▶ _TASK DETAILS_
Copy the records that follow exactly as written, but not their pictures.

▶ _EXTRACTED ENTRIES_
• • • •

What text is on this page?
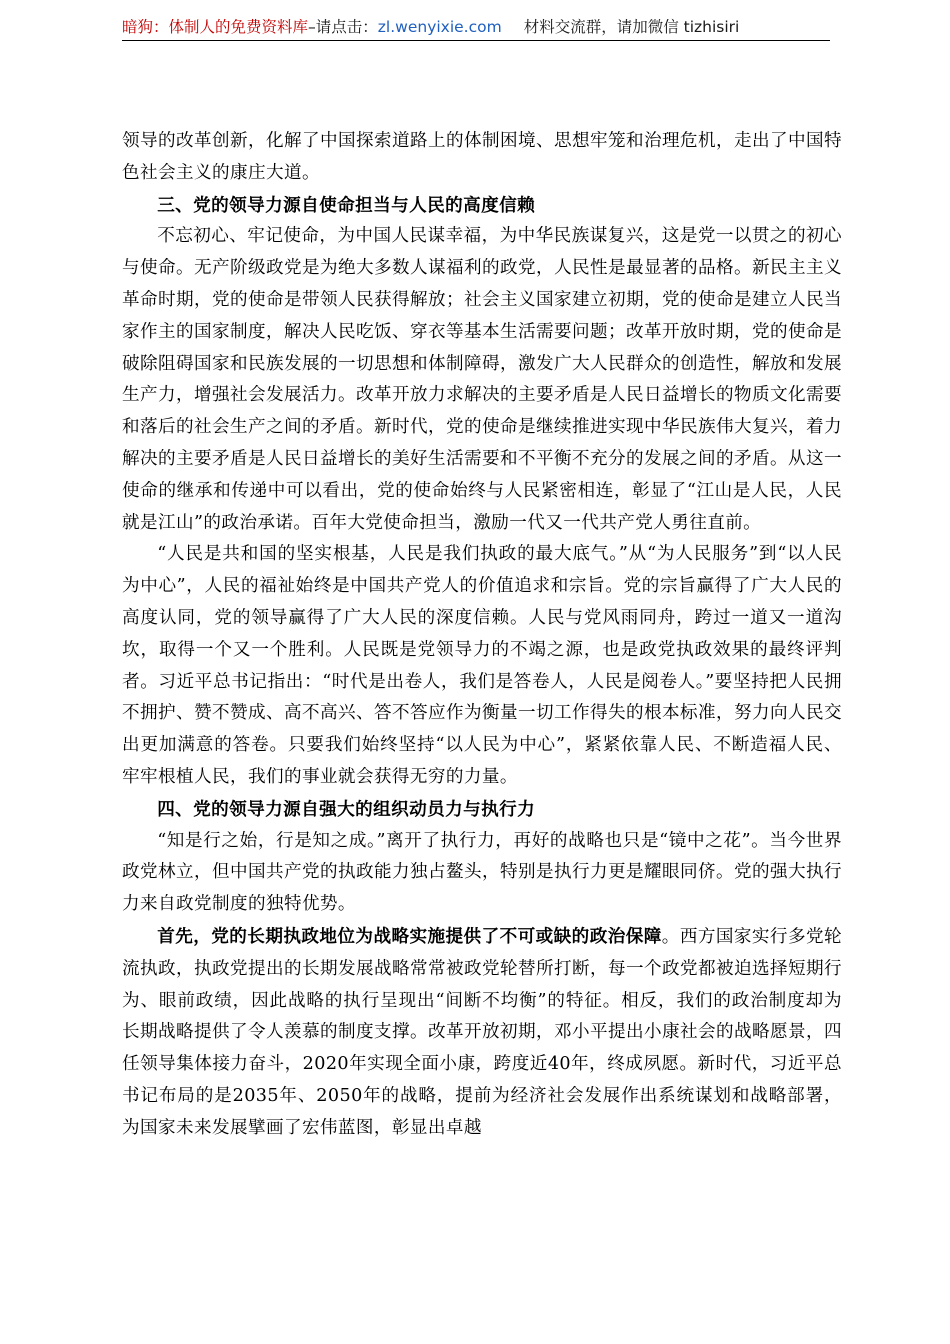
暗狗：体制人的免费资料库–请点击：zl.wenyixie.com 材料交流群，请加微信 tizhisiri

领导的改革创新，化解了中国探索道路上的体制困境、思想牢笼和治理危机，走出了中国特色社会主义的康庄大道。

三、党的领导力源自使命担当与人民的高度信赖

不忘初心、牢记使命，为中国人民谋幸福，为中华民族谋复兴，这是党一以贯之的初心与使命。无产阶级政党是为绝大多数人谋福利的政党，人民性是最显著的品格。新民主主义革命时期，党的使命是带领人民获得解放；社会主义国家建立初期，党的使命是建立人民当家作主的国家制度，解决人民吃饭、穿衣等基本生活需要问题；改革开放时期，党的使命是破除阻碍国家和民族发展的一切思想和体制障碍，激发广大人民群众的创造性，解放和发展生产力，增强社会发展活力。改革开放力求解决的主要矛盾是人民日益增长的物质文化需要和落后的社会生产之间的矛盾。新时代，党的使命是继续推进实现中华民族伟大复兴，着力解决的主要矛盾是人民日益增长的美好生活需要和不平衡不充分的发展之间的矛盾。从这一使命的继承和传递中可以看出，党的使命始终与人民紧密相连，彰显了“江山是人民，人民就是江山”的政治承诺。百年大党使命担当，激励一代又一代共产党人勇往直前。

“人民是共和国的坚实根基，人民是我们执政的最大底气。”从“为人民服务”到“以人民为中心”，人民的福祉始终是中国共产党人的价值追求和宗旨。党的宗旨赢得了广大人民的高度认同，党的领导赢得了广大人民的深度信赖。人民与党风雨同舟，跨过一道又一道沟坎，取得一个又一个胜利。人民既是党领导力的不竭之源，也是政党执政效果的最终评判者。习近平总书记指出：“时代是出卷人，我们是答卷人，人民是阅卷人。”要坚持把人民拥不拥护、赞不赞成、高不高兴、答不答应作为衡量一切工作得失的根本标准，努力向人民交出更加满意的答卷。只要我们始终坚持“以人民为中心”，紧紧依靠人民、不断造福人民、牢牢根植人民，我们的事业就会获得无穷的力量。

四、党的领导力源自强大的组织动员力与执行力

“知是行之始，行是知之成。”离开了执行力，再好的战略也只是“镜中之花”。当今世界政党林立，但中国共产党的执政能力独占鳌头，特别是执行力更是耀眼同侪。党的强大执行力来自政党制度的独特优势。

首先，党的长期执政地位为战略实施提供了不可或缺的政治保障。西方国家实行多党轮流执政，执政党提出的长期发展战略常常被政党轮替所打断，每一个政党都被迫选择短期行为、眼前政绩，因此战略的执行呈现出“间断不均衡”的特征。相反，我们的政治制度却为长期战略提供了令人羡慕的制度支撑。改革开放初期，邓小平提出小康社会的战略愿景，四任领导集体接力奋斗，2020年实现全面小康，跨度近40年，终成夙愿。新时代，习近平总书记布局的是2035年、2050年的战略，提前为经济社会发展作出系统谋划和战略部署，为国家未来发展擘画了宏伟蓝图，彰显出卓越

• • • •

▶ _TASK RESPONSE_
What text is on this page?
暗狗：体制人的免费资料库–请点击：zl.wenyixie.com 材料交流群，请加微信 tizhisiri

领导的改革创新，化解了中国探索道路上的体制困境、思想牢笼和治理危机，走出了中国特色社会主义的康庄大道。

三、党的领导力源自使命担当与人民的高度信赖

不忘初心、牢记使命，为中国人民谋幸福，为中华民族谋复兴，这是党一以贯之的初心与使命。无产阶级政党是为绝大多数人谋福利的政党，人民性是最显著的品格。新民主主义革命时期，党的使命是带领人民获得解放；社会主义国家建立初期，党的使命是建立人民当家作主的国家制度，解决人民吃饭、穿衣等基本生活需要问题；改革开放时期，党的使命是破除阻碍国家和民族发展的一切思想和体制障碍，激发广大人民群众的创造性，解放和发展生产力，增强社会发展活力。改革开放力求解决的主要矛盾是人民日益增长的物质文化需要和落后的社会生产之间的矛盾。新时代，党的使命是继续推进实现中华民族伟大复兴，着力解决的主要矛盾是人民日益增长的美好生活需要和不平衡不充分的发展之间的矛盾。从这一使命的继承和传递中可以看出，党的使命始终与人民紧密相连，彰显了“江山是人民，人民就是江山”的政治承诺。百年大党使命担当，激励一代又一代共产党人勇往直前。

“人民是共和国的坚实根基，人民是我们执政的最大底气。”从“为人民服务”到“以人民为中心”，人民的福祉始终是中国共产党人的价值追求和宗旨。党的宗旨赢得了广大人民的高度认同，党的领导赢得了广大人民的深度信赖。人民与党风雨同舟，跨过一道又一道沟坎，取得一个又一个胜利。人民既是党领导力的不竭之源，也是政党执政效果的最终评判者。习近平总书记指出：“时代是出卷人，我们是答卷人，人民是阅卷人。”要坚持把人民拥不拥护、赞不赞成、高不高兴、答不答应作为衡量一切工作得失的根本标准，努力向人民交出更加满意的答卷。只要我们始终坚持“以人民为中心”，紧紧依靠人民、不断造福人民、牢牢根植人民，我们的事业就会获得无穷的力量。

四、党的领导力源自强大的组织动员力与执行力

“知是行之始，行是知之成。”离开了执行力，再好的战略也只是“镜中之花”。当今世界政党林立，但中国共产党的执政能力独占鳌头，特别是执行力更是耀眼同侪。党的强大执行力来自政党制度的独特优势。

首先，党的长期执政地位为战略实施提供了不可或缺的政治保障。西方国家实行多党轮流执政，执政党提出的长期发展战略常常被政党轮替所打断，每一个政党都被迫选择短期行为、眼前政绩，因此战略的执行呈现出“间断不均衡”的特征。相反，我们的政治制度却为长期战略提供了令人羡慕的制度支撑。改革开放初期，邓小平提出小康社会的战略愿景，四任领导集体接力奋斗，2020年实现全面小康，跨度近40年，终成夙愿。新时代，习近平总书记布局的是2035年、2050年的战略，提前为经济社会发展作出系统谋划和战略部署，为国家未来发展擘画了宏伟蓝图，彰显出卓越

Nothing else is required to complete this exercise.